* _Direction_
Reproduce the lines from the one containing "330, 677, 344]" through the one containing "360, 178, 379]", both included, as a Markdown table with columns No. and Entry. Number each row and skip any blank lines.

* _Supplied data_
++++
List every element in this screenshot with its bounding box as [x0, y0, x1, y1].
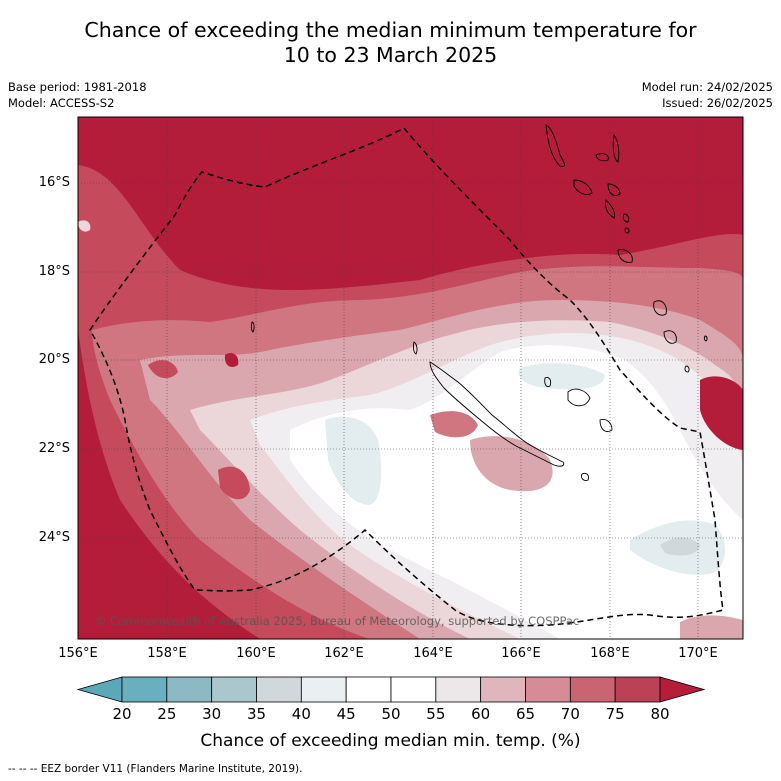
matthew-hunter-b	[663, 330, 677, 344]
vanuatu-espiritu	[545, 124, 566, 167]
colorbar-bin-75	[614, 676, 661, 703]
contour-field	[78, 117, 743, 639]
meta-right: Model run: 24/02/2025 Issued: 26/02/2025	[642, 79, 773, 111]
colorbar-tick-55: 55	[426, 705, 446, 723]
colorbar-bin-25	[166, 676, 213, 703]
vanuatu-erromango	[617, 249, 633, 263]
lon-label-170e: 170°E	[678, 646, 718, 661]
lon-label-156e: 156°E	[58, 646, 98, 661]
contour-70-spot-a	[430, 411, 478, 438]
lat-label-24s: 24°S	[38, 530, 70, 545]
colorbar-extend-high	[659, 676, 706, 703]
colorbar-bin-30	[211, 676, 257, 703]
belep	[412, 341, 418, 355]
colorbar-bin-70	[569, 676, 616, 703]
lon-label-160e: 160°E	[236, 646, 276, 661]
colorbar-bin-60	[480, 676, 526, 703]
colorbar-bin-65	[525, 676, 571, 703]
lon-label-164e: 164°E	[413, 646, 453, 661]
colorbar	[76, 676, 706, 703]
contour-40-b	[518, 363, 605, 390]
lon-label-158e: 158°E	[147, 646, 187, 661]
lon-label-166e: 166°E	[501, 646, 541, 661]
lon-label-162e: 162°E	[324, 646, 364, 661]
colorbar-title: Chance of exceeding median min. temp. (%…	[200, 731, 581, 751]
map-title: Chance of exceeding the median minimum t…	[0, 18, 781, 68]
contour-60-spot-g	[680, 615, 743, 639]
colorbar-tick-50: 50	[381, 705, 401, 723]
contour-75-west	[78, 180, 111, 300]
contour-35-c	[660, 537, 700, 556]
lat-label-18s: 18°S	[38, 264, 70, 279]
copyright-notice: © Commonwealth of Australia 2025, Bureau…	[95, 614, 580, 628]
vanuatu-small-1	[624, 227, 630, 234]
colorbar-bin-55	[435, 676, 482, 703]
new-caledonia-coast	[429, 361, 565, 467]
colorbar-tick-80: 80	[650, 705, 670, 723]
contour-65-spot-b	[470, 436, 553, 492]
vanuatu-ambrym	[595, 153, 609, 162]
colorbar-bin-45	[345, 676, 392, 703]
matthew-hunter-a	[653, 300, 667, 316]
contour-50	[290, 345, 743, 639]
small-islet-a	[684, 365, 690, 373]
contour-40-a	[325, 416, 382, 505]
colorbar-bin-40	[300, 676, 347, 703]
issued-date: Issued: 26/02/2025	[662, 96, 773, 110]
lat-label-20s: 20°S	[38, 352, 70, 367]
coastlines	[250, 124, 708, 481]
map-frame	[77, 116, 744, 640]
contour-75-spot-c	[148, 360, 178, 379]
title-line-2: 10 to 23 March 2025	[283, 43, 498, 67]
model-run: Model run: 24/02/2025	[641, 80, 773, 94]
contour-60-spot-h	[78, 220, 91, 232]
colorbar-tick-20: 20	[112, 705, 132, 723]
eez-footnote: -- -- -- EEZ border V11 (Flanders Marine…	[8, 763, 303, 775]
contour-80-spot-e	[700, 376, 743, 450]
colorbar-tick-70: 70	[560, 705, 580, 723]
vanuatu-malekula	[573, 179, 593, 196]
lat-label-22s: 22°S	[38, 441, 70, 456]
colorbar-tick-35: 35	[246, 705, 267, 723]
colorbar-bin-35	[256, 676, 302, 703]
colorbar-tick-45: 45	[336, 705, 356, 723]
lon-label-168e: 168°E	[590, 646, 630, 661]
vanuatu-tanna	[622, 213, 630, 223]
colorbar-tick-25: 25	[157, 705, 177, 723]
colorbar-bin-50	[390, 676, 437, 703]
vanuatu-epi	[605, 199, 615, 219]
loyalty-ouvea	[544, 377, 552, 387]
colorbar-tick-40: 40	[291, 705, 311, 723]
contour-75-spot-f	[218, 466, 250, 500]
isle-of-pines	[581, 472, 589, 481]
base-period: Base period: 1981-2018	[8, 80, 147, 94]
title-line-1: Chance of exceeding the median minimum t…	[84, 18, 697, 42]
small-islet-b	[703, 335, 708, 342]
colorbar-tick-30: 30	[202, 705, 222, 723]
loyalty-lifou	[567, 388, 591, 407]
colorbar-extend-low	[76, 676, 123, 703]
chesterfield	[250, 321, 255, 333]
vanuatu-pentecost	[612, 133, 620, 163]
meta-left: Base period: 1981-2018 Model: ACCESS-S2	[8, 79, 147, 111]
model-name: Model: ACCESS-S2	[8, 96, 115, 110]
colorbar-tick-60: 60	[471, 705, 491, 723]
vanuatu-efate	[607, 183, 621, 196]
eez-border	[89, 127, 724, 627]
loyalty-mare	[599, 419, 613, 432]
lat-label-16s: 16°S	[38, 175, 70, 190]
colorbar-bin-20	[121, 676, 168, 703]
colorbar-tick-65: 65	[515, 705, 536, 723]
colorbar-tick-75: 75	[605, 705, 625, 723]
++++
* _Result_
| No. | Entry |
|---|---|
| 1 | matthew-hunter-b	[663, 330, 677, 344] |
| 2 | vanuatu-espiritu	[545, 124, 566, 167] |
| 3 | colorbar-bin-75	[614, 676, 661, 703] |
| 4 | contour-field	[78, 117, 743, 639] |
| 5 | meta-right: Model run: 24/02/2025 Issued: 26/02/2025	[642, 79, 773, 111] |
| 6 | colorbar-tick-55: 55	[426, 705, 446, 723] |
| 7 | colorbar-bin-25	[166, 676, 213, 703] |
| 8 | vanuatu-erromango	[617, 249, 633, 263] |
| 9 | lon-label-170e: 170°E	[678, 646, 718, 661] |
| 10 | lon-label-156e: 156°E	[58, 646, 98, 661] |
| 11 | contour-70-spot-a	[430, 411, 478, 438] |
| 12 | lat-label-24s: 24°S	[38, 530, 70, 545] |
| 13 | colorbar-extend-high	[659, 676, 706, 703] |
| 14 | colorbar-bin-30	[211, 676, 257, 703] |
| 15 | belep	[412, 341, 418, 355] |
| 16 | colorbar-bin-70	[569, 676, 616, 703] |
| 17 | lon-label-160e: 160°E	[236, 646, 276, 661] |
| 18 | colorbar-bin-60	[480, 676, 526, 703] |
| 19 | colorbar-bin-65	[525, 676, 571, 703] |
| 20 | lon-label-164e: 164°E	[413, 646, 453, 661] |
| 21 | colorbar	[76, 676, 706, 703] |
| 22 | contour-40-b	[518, 363, 605, 390] |
| 23 | lon-label-158e: 158°E	[147, 646, 187, 661] |
| 24 | lon-label-166e: 166°E	[501, 646, 541, 661] |
| 25 | lon-label-162e: 162°E	[324, 646, 364, 661] |
| 26 | colorbar-title: Chance of exceeding median min. temp. (%…	[200, 731, 581, 751] |
| 27 | map-title: Chance of exceeding the median minimum t…	[0, 18, 781, 68] |
| 28 | contour-60-spot-g	[680, 615, 743, 639] |
| 29 | colorbar-tick-50: 50	[381, 705, 401, 723] |
| 30 | contour-75-west	[78, 180, 111, 300] |
| 31 | contour-35-c	[660, 537, 700, 556] |
| 32 | lat-label-18s: 18°S	[38, 264, 70, 279] |
| 33 | copyright-notice: © Commonwealth of Australia 2025, Bureau…	[95, 614, 580, 628] |
| 34 | vanuatu-small-1	[624, 227, 630, 234] |
| 35 | colorbar-bin-55	[435, 676, 482, 703] |
| 36 | new-caledonia-coast	[429, 361, 565, 467] |
| 37 | colorbar-tick-80: 80	[650, 705, 670, 723] |
| 38 | contour-65-spot-b	[470, 436, 553, 492] |
| 39 | vanuatu-ambrym	[595, 153, 609, 162] |
| 40 | colorbar-bin-45	[345, 676, 392, 703] |
| 41 | matthew-hunter-a	[653, 300, 667, 316] |
| 42 | contour-50	[290, 345, 743, 639] |
| 43 | small-islet-a	[684, 365, 690, 373] |
| 44 | contour-40-a	[325, 416, 382, 505] |
| 45 | colorbar-bin-40	[300, 676, 347, 703] |
| 46 | issued-date: Issued: 26/02/2025	[662, 96, 773, 110] |
| 47 | lat-label-20s: 20°S	[38, 352, 70, 367] |
| 48 | coastlines	[250, 124, 708, 481] |
| 49 | map-frame	[77, 116, 744, 640] |
| 50 | contour-75-spot-c	[148, 360, 178, 379] |